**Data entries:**
>> Start
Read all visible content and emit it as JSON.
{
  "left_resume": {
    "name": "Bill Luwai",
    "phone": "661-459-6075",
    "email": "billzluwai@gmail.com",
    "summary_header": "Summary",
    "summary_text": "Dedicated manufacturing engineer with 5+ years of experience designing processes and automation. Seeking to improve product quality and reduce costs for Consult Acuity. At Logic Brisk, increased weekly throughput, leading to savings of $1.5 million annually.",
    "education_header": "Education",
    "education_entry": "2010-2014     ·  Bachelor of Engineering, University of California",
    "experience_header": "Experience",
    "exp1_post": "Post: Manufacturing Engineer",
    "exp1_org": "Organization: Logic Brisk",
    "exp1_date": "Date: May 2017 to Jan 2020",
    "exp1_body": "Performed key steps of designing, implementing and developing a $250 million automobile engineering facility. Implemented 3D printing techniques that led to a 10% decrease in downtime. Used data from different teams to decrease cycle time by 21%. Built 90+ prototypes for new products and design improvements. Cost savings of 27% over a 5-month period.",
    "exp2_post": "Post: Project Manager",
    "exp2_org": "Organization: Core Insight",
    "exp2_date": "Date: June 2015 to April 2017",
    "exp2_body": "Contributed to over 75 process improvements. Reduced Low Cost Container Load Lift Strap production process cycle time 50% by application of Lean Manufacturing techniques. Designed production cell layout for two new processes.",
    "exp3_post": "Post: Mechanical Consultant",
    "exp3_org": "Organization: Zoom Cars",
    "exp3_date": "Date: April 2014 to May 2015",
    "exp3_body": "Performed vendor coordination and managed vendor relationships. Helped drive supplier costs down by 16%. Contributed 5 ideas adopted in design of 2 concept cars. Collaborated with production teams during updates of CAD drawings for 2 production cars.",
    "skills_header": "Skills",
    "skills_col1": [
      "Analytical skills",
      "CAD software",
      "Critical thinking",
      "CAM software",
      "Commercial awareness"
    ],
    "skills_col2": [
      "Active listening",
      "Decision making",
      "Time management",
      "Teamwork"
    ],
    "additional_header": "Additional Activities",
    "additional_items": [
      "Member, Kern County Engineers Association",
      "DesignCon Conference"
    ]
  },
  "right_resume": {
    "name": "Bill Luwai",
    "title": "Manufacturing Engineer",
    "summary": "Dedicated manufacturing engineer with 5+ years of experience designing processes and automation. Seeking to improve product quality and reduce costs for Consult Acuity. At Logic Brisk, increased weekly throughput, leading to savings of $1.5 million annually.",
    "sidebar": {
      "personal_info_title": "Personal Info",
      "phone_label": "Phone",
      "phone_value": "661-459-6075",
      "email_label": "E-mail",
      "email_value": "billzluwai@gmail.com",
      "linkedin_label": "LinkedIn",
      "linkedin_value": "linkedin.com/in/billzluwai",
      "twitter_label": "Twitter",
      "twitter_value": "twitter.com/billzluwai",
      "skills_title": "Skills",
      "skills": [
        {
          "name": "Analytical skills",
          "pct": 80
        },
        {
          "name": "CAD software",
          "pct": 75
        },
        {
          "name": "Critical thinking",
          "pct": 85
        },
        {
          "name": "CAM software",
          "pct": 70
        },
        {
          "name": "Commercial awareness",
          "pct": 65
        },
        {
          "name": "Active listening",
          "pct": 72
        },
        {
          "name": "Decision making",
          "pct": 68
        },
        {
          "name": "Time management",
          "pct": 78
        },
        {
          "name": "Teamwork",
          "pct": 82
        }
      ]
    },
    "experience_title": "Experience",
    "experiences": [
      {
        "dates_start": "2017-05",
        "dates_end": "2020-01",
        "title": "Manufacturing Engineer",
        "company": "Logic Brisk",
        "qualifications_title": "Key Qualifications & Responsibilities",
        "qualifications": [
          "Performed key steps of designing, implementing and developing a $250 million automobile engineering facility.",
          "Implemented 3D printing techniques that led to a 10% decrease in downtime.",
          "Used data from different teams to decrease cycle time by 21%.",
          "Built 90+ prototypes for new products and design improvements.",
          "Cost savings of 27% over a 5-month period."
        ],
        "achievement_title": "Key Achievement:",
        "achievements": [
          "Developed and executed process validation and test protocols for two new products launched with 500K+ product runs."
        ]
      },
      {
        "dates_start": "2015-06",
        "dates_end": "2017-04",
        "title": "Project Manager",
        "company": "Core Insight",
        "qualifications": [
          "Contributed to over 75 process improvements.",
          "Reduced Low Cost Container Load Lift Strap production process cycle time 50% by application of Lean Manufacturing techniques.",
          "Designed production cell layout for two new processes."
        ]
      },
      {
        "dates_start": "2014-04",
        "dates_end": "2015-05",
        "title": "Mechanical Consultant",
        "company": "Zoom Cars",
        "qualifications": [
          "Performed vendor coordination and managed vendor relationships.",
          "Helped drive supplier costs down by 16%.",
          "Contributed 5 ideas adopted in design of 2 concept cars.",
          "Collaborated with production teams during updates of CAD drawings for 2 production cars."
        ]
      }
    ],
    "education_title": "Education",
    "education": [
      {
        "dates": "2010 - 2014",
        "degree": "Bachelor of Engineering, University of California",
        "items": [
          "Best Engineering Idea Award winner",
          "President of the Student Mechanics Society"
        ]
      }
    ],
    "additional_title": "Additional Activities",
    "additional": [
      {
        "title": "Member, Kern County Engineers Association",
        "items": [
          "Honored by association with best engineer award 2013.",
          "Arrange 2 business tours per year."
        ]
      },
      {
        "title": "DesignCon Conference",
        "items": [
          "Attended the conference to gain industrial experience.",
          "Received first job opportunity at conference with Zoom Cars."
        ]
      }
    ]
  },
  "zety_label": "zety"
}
>> End
**What you should do:**
Every entry above needs to be quoted exactly.

**Solution to the exercise:**
Read all visible content and emit it as JSON.
{
  "left_resume": {
    "name": "Bill Luwai",
    "phone": "661-459-6075",
    "email": "billzluwai@gmail.com",
    "summary_header": "Summary",
    "summary_text": "Dedicated manufacturing engineer with 5+ years of experience designing processes and automation. Seeking to improve product quality and reduce costs for Consult Acuity. At Logic Brisk, increased weekly throughput, leading to savings of $1.5 million annually.",
    "education_header": "Education",
    "education_entry": "2010-2014     ·  Bachelor of Engineering, University of California",
    "experience_header": "Experience",
    "exp1_post": "Post: Manufacturing Engineer",
    "exp1_org": "Organization: Logic Brisk",
    "exp1_date": "Date: May 2017 to Jan 2020",
    "exp1_body": "Performed key steps of designing, implementing and developing a $250 million automobile engineering facility. Implemented 3D printing techniques that led to a 10% decrease in downtime. Used data from different teams to decrease cycle time by 21%. Built 90+ prototypes for new products and design improvements. Cost savings of 27% over a 5-month period.",
    "exp2_post": "Post: Project Manager",
    "exp2_org": "Organization: Core Insight",
    "exp2_date": "Date: June 2015 to April 2017",
    "exp2_body": "Contributed to over 75 process improvements. Reduced Low Cost Container Load Lift Strap production process cycle time 50% by application of Lean Manufacturing techniques. Designed production cell layout for two new processes.",
    "exp3_post": "Post: Mechanical Consultant",
    "exp3_org": "Organization: Zoom Cars",
    "exp3_date": "Date: April 2014 to May 2015",
    "exp3_body": "Performed vendor coordination and managed vendor relationships. Helped drive supplier costs down by 16%. Contributed 5 ideas adopted in design of 2 concept cars. Collaborated with production teams during updates of CAD drawings for 2 production cars.",
    "skills_header": "Skills",
    "skills_col1": [
      "Analytical skills",
      "CAD software",
      "Critical thinking",
      "CAM software",
      "Commercial awareness"
    ],
    "skills_col2": [
      "Active listening",
      "Decision making",
      "Time management",
      "Teamwork"
    ],
    "additional_header": "Additional Activities",
    "additional_items": [
      "Member, Kern County Engineers Association",
      "DesignCon Conference"
    ]
  },
  "right_resume": {
    "name": "Bill Luwai",
    "title": "Manufacturing Engineer",
    "summary": "Dedicated manufacturing engineer with 5+ years of experience designing processes and automation. Seeking to improve product quality and reduce costs for Consult Acuity. At Logic Brisk, increased weekly throughput, leading to savings of $1.5 million annually.",
    "sidebar": {
      "personal_info_title": "Personal Info",
      "phone_label": "Phone",
      "phone_value": "661-459-6075",
      "email_label": "E-mail",
      "email_value": "billzluwai@gmail.com",
      "linkedin_label": "LinkedIn",
      "linkedin_value": "linkedin.com/in/billzluwai",
      "twitter_label": "Twitter",
      "twitter_value": "twitter.com/billzluwai",
      "skills_title": "Skills",
      "skills": [
        {
          "name": "Analytical skills",
          "pct": 80
        },
        {
          "name": "CAD software",
          "pct": 75
        },
        {
          "name": "Critical thinking",
          "pct": 85
        },
        {
          "name": "CAM software",
          "pct": 70
        },
        {
          "name": "Commercial awareness",
          "pct": 65
        },
        {
          "name": "Active listening",
          "pct": 72
        },
        {
          "name": "Decision making",
          "pct": 68
        },
        {
          "name": "Time management",
          "pct": 78
        },
        {
          "name": "Teamwork",
          "pct": 82
        }
      ]
    },
    "experience_title": "Experience",
    "experiences": [
      {
        "dates_start": "2017-05",
        "dates_end": "2020-01",
        "title": "Manufacturing Engineer",
        "company": "Logic Brisk",
        "qualifications_title": "Key Qualifications & Responsibilities",
        "qualifications": [
          "Performed key steps of designing, implementing and developing a $250 million automobile engineering facility.",
          "Implemented 3D printing techniques that led to a 10% decrease in downtime.",
          "Used data from different teams to decrease cycle time by 21%.",
          "Built 90+ prototypes for new products and design improvements.",
          "Cost savings of 27% over a 5-month period."
        ],
        "achievement_title": "Key Achievement:",
        "achievements": [
          "Developed and executed process validation and test protocols for two new products launched with 500K+ product runs."
        ]
      },
      {
        "dates_start": "2015-06",
        "dates_end": "2017-04",
        "title": "Project Manager",
        "company": "Core Insight",
        "qualifications": [
          "Contributed to over 75 process improvements.",
          "Reduced Low Cost Container Load Lift Strap production process cycle time 50% by application of Lean Manufacturing techniques.",
          "Designed production cell layout for two new processes."
        ]
      },
      {
        "dates_start": "2014-04",
        "dates_end": "2015-05",
        "title": "Mechanical Consultant",
        "company": "Zoom Cars",
        "qualifications": [
          "Performed vendor coordination and managed vendor relationships.",
          "Helped drive supplier costs down by 16%.",
          "Contributed 5 ideas adopted in design of 2 concept cars.",
          "Collaborated with production teams during updates of CAD drawings for 2 production cars."
        ]
      }
    ],
    "education_title": "Education",
    "education": [
      {
        "dates": "2010 - 2014",
        "degree": "Bachelor of Engineering, University of California",
        "items": [
          "Best Engineering Idea Award winner",
          "President of the Student Mechanics Society"
        ]
      }
    ],
    "additional_title": "Additional Activities",
    "additional": [
      {
        "title": "Member, Kern County Engineers Association",
        "items": [
          "Honored by association with best engineer award 2013.",
          "Arrange 2 business tours per year."
        ]
      },
      {
        "title": "DesignCon Conference",
        "items": [
          "Attended the conference to gain industrial experience.",
          "Received first job opportunity at conference with Zoom Cars."
        ]
      }
    ]
  },
  "zety_label": "zety"
}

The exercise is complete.